* WHAT TO PRODUCE
Reproduce each line from the records that holds "QUERÉTARO".

# START OF MATERIAL

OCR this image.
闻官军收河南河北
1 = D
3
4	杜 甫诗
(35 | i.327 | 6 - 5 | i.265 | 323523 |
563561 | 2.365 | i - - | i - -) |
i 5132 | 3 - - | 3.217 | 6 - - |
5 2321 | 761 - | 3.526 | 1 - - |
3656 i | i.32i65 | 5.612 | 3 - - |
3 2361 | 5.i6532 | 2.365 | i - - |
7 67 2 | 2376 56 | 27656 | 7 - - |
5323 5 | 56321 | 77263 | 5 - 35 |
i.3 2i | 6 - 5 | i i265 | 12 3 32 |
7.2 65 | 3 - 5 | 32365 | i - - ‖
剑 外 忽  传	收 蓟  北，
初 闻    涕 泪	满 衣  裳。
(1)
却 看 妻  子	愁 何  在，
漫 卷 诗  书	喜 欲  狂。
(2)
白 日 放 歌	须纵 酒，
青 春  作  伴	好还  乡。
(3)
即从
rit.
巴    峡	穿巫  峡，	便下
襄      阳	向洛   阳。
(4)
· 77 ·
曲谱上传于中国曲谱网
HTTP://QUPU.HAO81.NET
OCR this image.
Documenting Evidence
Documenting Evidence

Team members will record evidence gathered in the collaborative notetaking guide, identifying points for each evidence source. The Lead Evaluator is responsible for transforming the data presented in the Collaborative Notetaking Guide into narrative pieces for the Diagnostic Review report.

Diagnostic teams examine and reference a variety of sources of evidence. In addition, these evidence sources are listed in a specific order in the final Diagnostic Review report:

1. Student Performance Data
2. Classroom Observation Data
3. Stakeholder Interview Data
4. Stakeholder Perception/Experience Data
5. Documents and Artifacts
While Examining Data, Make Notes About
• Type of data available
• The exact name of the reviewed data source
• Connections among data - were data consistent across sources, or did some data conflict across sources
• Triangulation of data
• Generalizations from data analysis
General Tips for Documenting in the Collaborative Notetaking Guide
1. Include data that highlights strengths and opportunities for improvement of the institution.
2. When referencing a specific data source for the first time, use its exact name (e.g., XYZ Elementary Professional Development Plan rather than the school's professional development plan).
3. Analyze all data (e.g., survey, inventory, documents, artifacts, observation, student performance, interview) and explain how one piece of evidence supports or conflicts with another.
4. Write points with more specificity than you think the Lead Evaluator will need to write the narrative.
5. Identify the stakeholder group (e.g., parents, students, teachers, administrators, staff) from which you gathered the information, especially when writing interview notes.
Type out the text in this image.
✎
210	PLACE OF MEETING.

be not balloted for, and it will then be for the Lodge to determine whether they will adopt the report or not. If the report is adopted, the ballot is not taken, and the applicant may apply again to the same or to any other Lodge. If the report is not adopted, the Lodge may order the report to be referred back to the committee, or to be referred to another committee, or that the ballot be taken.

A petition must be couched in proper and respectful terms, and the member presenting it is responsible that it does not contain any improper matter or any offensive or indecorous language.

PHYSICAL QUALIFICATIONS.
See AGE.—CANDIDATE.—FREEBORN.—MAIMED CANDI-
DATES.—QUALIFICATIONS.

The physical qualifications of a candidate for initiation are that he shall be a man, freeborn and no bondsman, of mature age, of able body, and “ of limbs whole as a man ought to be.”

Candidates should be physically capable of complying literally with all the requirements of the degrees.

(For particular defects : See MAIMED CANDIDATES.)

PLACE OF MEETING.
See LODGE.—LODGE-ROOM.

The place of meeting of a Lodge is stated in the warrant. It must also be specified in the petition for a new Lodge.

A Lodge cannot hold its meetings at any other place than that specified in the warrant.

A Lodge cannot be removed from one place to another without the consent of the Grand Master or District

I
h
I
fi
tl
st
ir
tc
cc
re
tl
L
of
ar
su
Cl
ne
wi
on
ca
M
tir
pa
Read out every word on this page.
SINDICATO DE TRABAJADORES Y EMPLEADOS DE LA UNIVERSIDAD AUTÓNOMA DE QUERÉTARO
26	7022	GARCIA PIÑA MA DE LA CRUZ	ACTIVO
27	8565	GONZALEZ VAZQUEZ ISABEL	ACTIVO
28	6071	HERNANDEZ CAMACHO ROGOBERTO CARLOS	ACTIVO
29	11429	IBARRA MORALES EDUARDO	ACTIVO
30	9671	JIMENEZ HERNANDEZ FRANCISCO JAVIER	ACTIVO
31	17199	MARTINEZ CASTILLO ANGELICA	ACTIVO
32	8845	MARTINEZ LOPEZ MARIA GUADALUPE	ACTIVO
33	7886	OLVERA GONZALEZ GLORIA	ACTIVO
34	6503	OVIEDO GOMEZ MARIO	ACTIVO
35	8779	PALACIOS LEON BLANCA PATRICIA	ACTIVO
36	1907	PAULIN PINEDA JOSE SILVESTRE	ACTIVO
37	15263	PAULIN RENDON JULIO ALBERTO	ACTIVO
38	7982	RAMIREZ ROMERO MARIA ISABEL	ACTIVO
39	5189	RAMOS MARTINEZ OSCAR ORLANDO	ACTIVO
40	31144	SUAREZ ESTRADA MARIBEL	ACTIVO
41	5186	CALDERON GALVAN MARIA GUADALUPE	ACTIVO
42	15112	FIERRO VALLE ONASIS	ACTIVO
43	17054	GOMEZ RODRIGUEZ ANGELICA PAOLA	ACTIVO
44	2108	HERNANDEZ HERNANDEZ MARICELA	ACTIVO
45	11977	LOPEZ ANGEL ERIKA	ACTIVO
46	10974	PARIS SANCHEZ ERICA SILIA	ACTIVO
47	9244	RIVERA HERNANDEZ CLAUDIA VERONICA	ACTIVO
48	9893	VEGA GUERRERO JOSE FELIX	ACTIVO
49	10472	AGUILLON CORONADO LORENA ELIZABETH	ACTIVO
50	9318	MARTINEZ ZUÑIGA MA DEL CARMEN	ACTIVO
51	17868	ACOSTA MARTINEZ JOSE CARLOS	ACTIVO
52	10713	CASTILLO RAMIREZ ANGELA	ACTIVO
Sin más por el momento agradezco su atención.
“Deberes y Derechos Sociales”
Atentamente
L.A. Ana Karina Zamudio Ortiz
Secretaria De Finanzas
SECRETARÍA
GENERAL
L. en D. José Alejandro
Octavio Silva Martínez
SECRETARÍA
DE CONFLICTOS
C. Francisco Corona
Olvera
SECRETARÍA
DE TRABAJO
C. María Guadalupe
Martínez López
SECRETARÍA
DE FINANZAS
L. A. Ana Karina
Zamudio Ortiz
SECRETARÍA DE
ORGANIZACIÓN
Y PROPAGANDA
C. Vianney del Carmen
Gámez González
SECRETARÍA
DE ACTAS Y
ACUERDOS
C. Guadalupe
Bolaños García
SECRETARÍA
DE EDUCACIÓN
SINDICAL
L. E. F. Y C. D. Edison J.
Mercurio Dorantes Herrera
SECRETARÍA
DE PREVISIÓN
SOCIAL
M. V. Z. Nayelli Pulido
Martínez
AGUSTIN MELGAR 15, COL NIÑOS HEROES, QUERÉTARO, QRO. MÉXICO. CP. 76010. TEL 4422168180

# END OF MATERIAL

* OUTPUT OF THE TASK
SINDICATO DE TRABAJADORES Y EMPLEADOS DE LA UNIVERSIDAD AUTÓNOMA DE QUERÉTARO
AGUSTIN MELGAR 15, COL NIÑOS HEROES, QUERÉTARO, QRO. MÉXICO. CP. 76010. TEL 4422168180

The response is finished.